** GIVEN TASK **
Return each line that holds the word "info".

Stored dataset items

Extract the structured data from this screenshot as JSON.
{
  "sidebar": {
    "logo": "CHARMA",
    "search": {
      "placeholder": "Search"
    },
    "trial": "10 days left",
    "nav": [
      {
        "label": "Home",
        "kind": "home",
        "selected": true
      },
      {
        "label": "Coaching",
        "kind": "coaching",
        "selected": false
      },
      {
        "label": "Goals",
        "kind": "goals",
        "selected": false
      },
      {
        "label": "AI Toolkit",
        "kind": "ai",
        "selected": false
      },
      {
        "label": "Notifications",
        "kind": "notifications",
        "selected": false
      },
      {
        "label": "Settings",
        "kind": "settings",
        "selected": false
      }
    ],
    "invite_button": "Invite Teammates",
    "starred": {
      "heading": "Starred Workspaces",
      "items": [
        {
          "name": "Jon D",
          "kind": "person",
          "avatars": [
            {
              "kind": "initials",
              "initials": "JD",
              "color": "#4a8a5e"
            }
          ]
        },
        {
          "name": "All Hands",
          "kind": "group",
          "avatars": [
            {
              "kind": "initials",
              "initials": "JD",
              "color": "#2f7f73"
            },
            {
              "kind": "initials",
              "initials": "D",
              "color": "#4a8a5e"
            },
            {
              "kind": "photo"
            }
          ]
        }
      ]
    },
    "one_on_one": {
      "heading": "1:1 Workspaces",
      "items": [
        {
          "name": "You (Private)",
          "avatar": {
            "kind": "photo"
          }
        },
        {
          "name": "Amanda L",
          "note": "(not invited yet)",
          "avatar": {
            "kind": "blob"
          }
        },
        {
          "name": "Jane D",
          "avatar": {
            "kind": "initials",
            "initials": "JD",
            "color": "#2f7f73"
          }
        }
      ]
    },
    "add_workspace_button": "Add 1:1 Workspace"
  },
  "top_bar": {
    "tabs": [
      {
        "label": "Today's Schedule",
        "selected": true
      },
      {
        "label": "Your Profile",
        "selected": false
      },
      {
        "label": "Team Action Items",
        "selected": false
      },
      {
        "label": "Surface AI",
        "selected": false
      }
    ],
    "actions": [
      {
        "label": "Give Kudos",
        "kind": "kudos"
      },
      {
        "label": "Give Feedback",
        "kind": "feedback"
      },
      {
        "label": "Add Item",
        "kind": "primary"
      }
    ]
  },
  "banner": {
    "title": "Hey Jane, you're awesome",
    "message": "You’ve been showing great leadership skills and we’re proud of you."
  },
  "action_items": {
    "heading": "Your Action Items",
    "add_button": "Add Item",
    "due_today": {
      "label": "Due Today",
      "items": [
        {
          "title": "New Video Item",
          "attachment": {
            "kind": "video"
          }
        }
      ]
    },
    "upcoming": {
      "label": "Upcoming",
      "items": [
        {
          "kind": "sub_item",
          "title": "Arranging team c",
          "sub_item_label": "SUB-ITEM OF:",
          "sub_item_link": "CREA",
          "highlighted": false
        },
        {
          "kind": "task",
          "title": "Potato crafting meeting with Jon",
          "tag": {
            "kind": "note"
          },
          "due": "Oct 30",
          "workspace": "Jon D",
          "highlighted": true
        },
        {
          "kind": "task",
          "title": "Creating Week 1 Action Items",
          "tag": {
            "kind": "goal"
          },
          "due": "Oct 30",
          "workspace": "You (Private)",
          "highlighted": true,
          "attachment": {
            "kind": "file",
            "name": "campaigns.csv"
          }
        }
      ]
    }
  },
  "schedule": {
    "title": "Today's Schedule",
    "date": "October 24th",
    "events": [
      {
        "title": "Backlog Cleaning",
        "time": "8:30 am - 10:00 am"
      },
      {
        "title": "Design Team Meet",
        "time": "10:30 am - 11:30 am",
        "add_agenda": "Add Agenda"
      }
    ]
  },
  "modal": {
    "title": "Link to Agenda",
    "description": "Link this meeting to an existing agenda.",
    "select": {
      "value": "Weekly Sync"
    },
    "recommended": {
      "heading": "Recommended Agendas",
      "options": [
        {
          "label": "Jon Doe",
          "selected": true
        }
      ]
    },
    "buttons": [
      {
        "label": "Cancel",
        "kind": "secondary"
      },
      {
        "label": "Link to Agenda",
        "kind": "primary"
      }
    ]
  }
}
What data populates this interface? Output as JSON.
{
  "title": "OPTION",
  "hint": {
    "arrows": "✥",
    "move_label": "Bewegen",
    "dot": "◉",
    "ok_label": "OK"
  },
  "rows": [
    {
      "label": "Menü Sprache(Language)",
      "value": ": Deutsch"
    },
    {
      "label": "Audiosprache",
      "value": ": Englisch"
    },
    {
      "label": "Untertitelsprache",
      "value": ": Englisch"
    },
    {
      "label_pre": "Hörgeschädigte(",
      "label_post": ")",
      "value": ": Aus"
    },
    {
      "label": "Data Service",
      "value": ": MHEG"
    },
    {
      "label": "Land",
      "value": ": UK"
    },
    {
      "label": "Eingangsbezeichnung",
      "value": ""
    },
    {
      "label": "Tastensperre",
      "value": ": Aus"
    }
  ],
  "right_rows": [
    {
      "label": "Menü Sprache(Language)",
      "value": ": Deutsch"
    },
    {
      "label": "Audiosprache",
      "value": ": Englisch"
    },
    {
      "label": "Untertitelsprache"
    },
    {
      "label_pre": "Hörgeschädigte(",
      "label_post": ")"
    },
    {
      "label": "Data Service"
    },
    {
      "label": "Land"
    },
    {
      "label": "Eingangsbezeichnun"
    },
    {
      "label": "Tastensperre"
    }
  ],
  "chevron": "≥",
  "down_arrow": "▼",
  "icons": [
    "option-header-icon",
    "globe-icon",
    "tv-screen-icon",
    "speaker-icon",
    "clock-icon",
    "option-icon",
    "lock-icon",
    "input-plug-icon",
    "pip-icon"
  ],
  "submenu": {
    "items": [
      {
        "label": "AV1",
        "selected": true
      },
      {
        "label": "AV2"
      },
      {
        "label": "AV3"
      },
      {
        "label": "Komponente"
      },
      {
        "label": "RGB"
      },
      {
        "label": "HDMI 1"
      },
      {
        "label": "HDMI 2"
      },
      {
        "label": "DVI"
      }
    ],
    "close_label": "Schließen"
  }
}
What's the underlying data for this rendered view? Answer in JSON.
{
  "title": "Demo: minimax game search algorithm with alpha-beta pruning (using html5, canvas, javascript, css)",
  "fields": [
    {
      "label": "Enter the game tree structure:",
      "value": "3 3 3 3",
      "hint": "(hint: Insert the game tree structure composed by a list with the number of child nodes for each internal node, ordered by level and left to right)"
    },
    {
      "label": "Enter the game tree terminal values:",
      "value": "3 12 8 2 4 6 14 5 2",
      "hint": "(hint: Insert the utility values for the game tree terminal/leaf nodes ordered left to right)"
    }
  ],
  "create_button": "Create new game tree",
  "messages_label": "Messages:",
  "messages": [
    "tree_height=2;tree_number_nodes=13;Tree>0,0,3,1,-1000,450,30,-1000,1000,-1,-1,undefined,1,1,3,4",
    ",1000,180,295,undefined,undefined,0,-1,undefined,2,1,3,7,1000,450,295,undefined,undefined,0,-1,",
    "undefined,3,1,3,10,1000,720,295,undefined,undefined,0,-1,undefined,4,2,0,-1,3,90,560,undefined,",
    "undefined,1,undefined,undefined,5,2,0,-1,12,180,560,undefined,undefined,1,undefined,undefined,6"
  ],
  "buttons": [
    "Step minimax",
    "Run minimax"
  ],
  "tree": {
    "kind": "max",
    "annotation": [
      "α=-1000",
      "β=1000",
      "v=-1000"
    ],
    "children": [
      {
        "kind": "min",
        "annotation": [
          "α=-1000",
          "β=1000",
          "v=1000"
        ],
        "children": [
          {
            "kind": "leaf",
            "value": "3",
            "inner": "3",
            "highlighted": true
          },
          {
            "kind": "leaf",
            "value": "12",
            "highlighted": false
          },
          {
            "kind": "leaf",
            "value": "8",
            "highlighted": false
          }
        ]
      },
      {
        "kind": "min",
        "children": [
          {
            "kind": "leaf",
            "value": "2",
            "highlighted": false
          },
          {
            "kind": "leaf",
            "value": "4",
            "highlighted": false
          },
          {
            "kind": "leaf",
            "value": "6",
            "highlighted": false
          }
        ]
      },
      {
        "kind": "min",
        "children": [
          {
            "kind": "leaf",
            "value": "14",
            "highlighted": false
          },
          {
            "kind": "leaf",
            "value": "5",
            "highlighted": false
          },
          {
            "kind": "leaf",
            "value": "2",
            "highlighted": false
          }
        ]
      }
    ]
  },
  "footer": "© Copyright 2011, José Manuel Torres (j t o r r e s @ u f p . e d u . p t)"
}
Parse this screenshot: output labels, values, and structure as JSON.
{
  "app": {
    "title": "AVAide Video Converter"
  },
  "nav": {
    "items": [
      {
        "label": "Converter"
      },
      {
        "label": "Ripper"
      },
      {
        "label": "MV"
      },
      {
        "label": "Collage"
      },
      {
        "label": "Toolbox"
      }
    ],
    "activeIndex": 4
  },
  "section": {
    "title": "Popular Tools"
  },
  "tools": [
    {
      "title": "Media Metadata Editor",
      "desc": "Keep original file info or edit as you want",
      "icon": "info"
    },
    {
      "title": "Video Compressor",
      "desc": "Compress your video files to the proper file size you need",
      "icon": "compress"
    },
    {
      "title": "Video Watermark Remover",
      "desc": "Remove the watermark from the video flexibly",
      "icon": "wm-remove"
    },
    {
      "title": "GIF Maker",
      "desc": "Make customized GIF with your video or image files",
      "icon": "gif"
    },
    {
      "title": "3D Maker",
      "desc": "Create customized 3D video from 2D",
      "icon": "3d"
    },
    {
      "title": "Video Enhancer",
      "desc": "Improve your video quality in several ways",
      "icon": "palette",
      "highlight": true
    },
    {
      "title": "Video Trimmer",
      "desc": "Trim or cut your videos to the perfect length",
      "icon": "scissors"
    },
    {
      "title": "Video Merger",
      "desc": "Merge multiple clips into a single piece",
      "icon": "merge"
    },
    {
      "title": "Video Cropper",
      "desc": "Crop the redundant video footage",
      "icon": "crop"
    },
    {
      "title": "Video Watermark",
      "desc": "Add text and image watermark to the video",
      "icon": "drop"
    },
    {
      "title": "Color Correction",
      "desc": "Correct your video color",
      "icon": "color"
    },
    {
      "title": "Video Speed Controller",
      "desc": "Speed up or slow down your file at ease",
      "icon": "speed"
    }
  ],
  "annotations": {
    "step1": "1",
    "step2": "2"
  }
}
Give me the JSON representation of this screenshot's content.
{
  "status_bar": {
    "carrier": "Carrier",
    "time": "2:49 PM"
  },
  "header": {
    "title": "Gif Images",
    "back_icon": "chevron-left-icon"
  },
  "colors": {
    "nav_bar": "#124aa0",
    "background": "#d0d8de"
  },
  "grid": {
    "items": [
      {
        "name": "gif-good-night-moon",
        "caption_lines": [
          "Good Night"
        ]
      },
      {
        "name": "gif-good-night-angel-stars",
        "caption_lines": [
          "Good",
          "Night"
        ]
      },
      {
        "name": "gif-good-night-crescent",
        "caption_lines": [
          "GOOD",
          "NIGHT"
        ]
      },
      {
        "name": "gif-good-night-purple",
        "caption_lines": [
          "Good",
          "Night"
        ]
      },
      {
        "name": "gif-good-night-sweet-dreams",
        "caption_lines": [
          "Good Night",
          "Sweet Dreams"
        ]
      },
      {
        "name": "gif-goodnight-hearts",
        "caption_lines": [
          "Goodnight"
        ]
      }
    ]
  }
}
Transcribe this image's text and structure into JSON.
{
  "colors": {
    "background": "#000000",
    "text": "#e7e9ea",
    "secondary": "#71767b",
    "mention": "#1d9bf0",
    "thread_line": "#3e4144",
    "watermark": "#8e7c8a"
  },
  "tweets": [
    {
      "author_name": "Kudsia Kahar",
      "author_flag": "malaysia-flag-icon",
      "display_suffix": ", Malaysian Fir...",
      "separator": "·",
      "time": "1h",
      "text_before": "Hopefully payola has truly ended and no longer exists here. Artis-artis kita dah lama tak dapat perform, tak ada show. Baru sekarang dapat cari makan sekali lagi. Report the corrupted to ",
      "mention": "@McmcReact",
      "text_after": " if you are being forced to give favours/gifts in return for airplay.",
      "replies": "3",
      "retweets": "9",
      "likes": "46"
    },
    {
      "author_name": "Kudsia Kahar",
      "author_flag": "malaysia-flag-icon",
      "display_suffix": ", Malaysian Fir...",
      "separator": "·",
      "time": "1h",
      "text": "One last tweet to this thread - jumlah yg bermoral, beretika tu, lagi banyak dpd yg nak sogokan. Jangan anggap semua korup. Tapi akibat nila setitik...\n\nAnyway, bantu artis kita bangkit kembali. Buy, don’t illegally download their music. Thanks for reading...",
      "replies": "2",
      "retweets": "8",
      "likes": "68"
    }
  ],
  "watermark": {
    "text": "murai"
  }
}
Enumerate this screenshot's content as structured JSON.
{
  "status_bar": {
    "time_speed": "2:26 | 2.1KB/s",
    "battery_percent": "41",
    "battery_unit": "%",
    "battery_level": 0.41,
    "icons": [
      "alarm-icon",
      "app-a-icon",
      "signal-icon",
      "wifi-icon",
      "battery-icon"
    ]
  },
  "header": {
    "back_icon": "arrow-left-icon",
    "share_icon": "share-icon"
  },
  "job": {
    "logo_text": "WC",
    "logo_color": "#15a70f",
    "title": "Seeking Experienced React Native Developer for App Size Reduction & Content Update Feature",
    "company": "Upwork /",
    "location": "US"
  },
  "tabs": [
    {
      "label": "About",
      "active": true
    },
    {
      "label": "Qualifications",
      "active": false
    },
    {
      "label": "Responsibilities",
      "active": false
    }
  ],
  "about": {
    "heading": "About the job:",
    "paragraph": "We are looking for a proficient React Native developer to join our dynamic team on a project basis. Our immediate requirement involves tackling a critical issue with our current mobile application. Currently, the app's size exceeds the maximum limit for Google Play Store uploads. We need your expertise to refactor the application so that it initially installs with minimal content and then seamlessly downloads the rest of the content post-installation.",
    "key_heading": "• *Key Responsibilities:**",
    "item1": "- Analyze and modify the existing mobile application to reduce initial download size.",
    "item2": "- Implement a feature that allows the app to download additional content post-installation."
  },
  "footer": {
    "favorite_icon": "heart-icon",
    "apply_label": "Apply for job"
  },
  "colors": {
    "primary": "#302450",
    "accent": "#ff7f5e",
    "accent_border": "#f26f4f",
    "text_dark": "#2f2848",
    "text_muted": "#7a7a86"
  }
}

** EXPECTED ANSWER **
      "desc": "Keep original file info or edit as you want",
      "icon": "info"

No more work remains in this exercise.